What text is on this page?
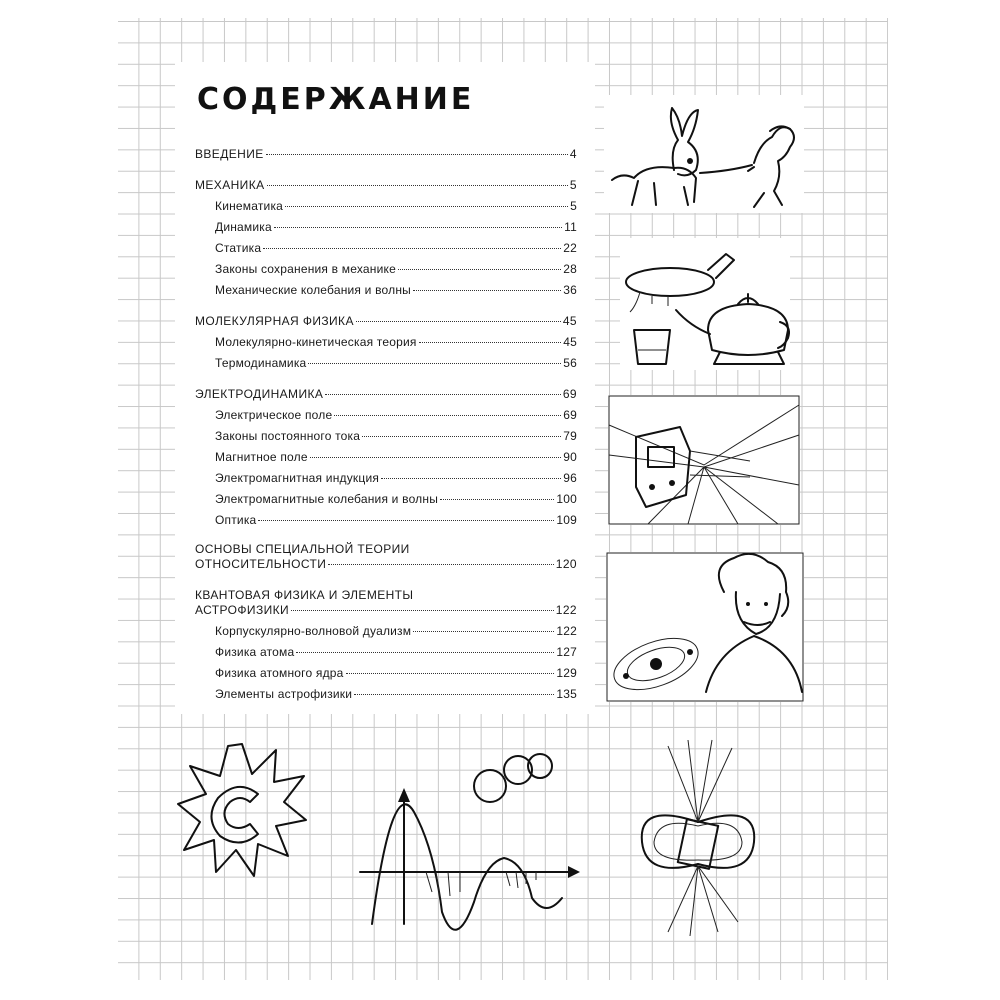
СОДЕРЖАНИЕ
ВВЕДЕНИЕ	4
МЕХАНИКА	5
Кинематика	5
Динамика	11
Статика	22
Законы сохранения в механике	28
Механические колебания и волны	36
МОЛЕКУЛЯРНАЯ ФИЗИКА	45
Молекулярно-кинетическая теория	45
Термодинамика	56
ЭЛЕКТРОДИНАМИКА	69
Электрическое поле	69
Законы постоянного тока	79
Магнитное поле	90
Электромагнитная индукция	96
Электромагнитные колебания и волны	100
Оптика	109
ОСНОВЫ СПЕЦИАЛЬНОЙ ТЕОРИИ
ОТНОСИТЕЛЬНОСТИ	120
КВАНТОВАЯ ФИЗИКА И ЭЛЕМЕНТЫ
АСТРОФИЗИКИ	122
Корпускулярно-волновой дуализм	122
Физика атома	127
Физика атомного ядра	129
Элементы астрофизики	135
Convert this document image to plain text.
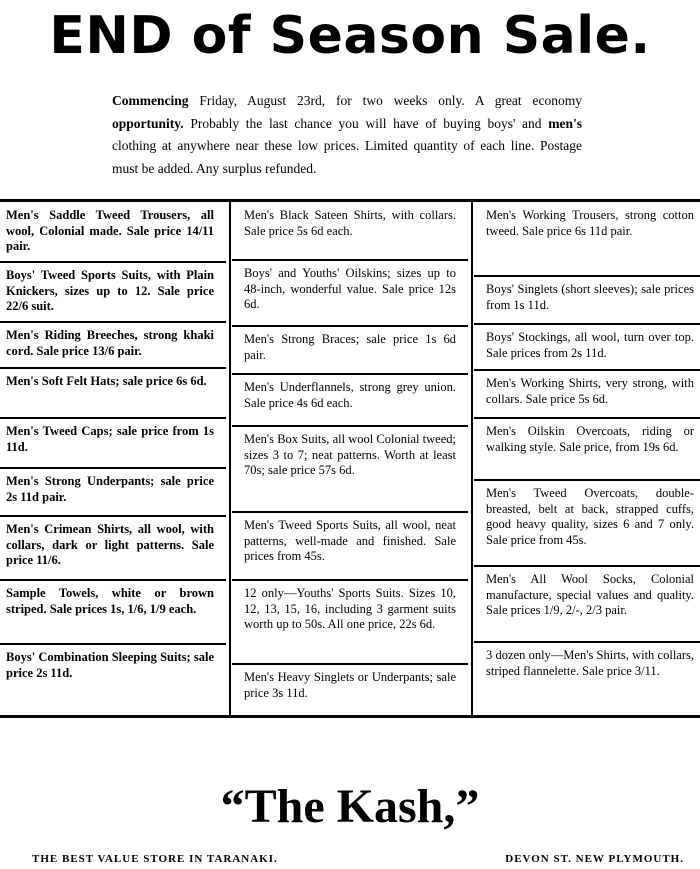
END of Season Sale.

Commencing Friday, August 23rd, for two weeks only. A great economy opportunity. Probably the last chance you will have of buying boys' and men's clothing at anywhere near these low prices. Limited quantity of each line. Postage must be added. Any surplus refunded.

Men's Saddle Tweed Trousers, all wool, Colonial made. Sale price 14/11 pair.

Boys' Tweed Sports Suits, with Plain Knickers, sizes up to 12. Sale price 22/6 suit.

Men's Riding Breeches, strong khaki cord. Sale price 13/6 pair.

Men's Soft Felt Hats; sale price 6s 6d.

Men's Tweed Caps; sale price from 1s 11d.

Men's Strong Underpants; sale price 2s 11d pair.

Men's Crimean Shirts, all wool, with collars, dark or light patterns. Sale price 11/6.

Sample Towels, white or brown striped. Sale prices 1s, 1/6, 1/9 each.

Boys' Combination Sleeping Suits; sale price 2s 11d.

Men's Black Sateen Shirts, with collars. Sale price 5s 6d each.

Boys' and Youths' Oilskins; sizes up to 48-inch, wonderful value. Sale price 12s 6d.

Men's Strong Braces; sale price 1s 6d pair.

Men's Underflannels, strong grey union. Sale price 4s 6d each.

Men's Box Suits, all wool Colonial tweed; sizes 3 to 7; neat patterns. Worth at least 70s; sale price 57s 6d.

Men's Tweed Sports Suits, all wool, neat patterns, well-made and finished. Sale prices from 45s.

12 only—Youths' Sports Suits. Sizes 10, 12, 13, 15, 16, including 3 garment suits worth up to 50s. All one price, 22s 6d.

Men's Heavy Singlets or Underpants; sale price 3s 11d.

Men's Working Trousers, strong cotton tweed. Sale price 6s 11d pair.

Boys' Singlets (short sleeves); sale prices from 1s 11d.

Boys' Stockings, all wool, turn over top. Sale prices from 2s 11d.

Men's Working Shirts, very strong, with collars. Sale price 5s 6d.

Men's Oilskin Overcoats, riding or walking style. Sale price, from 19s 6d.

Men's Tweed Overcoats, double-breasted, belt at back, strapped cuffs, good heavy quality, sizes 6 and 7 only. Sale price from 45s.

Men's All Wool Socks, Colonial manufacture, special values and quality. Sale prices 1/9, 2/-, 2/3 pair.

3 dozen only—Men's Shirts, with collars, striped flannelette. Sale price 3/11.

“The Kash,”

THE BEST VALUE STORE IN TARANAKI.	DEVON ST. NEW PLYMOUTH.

Exercise objective
From the entries above, copy every line containing the word "Singlets".

Final answer
Men's Heavy Singlets or Underpants; sale price 3s 11d.
Boys' Singlets (short sleeves); sale prices from 1s 11d.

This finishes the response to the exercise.